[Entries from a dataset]
-- begin --

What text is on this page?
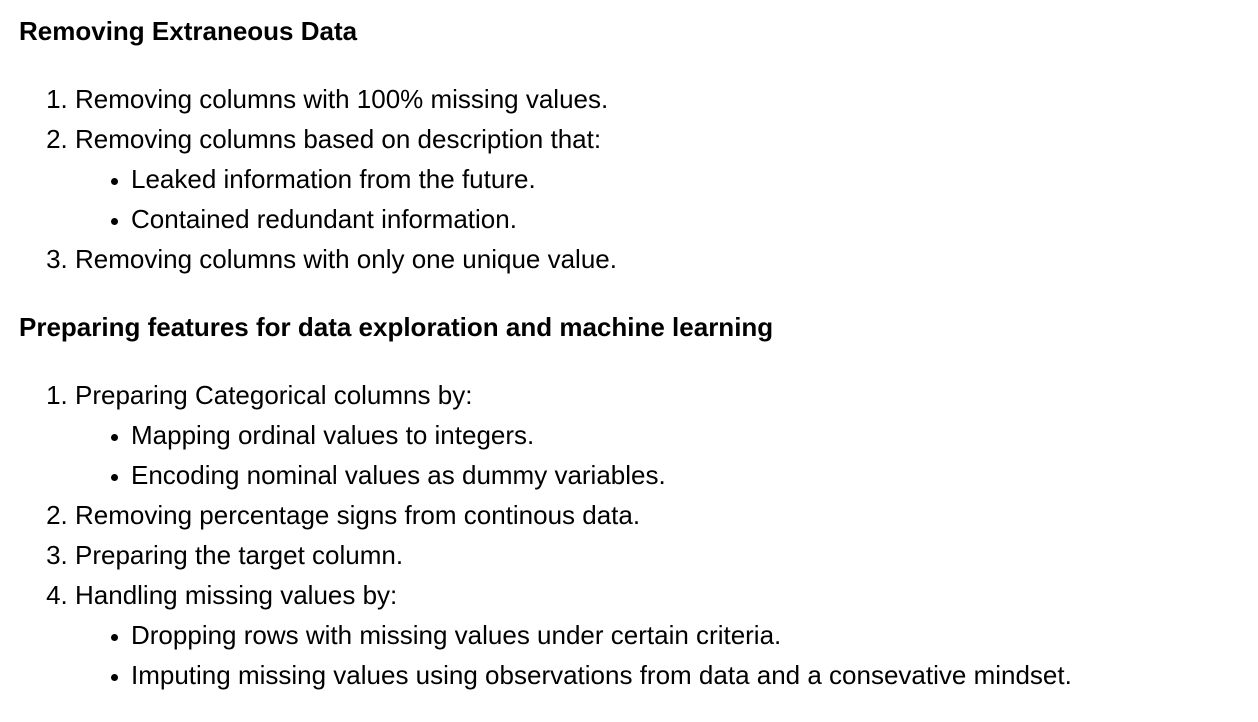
Removing Extraneous Data
1. Removing columns with 100% missing values.
2. Removing columns based on description that:
• Leaked information from the future.
• Contained redundant information.
3. Removing columns with only one unique value.
Preparing features for data exploration and machine learning
1. Preparing Categorical columns by:
• Mapping ordinal values to integers.
• Encoding nominal values as dummy variables.
2. Removing percentage signs from continous data.
3. Preparing the target column.
4. Handling missing values by:
• Dropping rows with missing values under certain criteria.
• Imputing missing values using observations from data and a consevative mindset.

-- end --

*Required task*
Every record above should be transcribed exactly; the pictures stay out of the copy.

*Correct output*
What text is on this page?
Removing Extraneous Data
1. Removing columns with 100% missing values.
2. Removing columns based on description that:
• Leaked information from the future.
• Contained redundant information.
3. Removing columns with only one unique value.
Preparing features for data exploration and machine learning
1. Preparing Categorical columns by:
• Mapping ordinal values to integers.
• Encoding nominal values as dummy variables.
2. Removing percentage signs from continous data.
3. Preparing the target column.
4. Handling missing values by:
• Dropping rows with missing values under certain criteria.
• Imputing missing values using observations from data and a consevative mindset.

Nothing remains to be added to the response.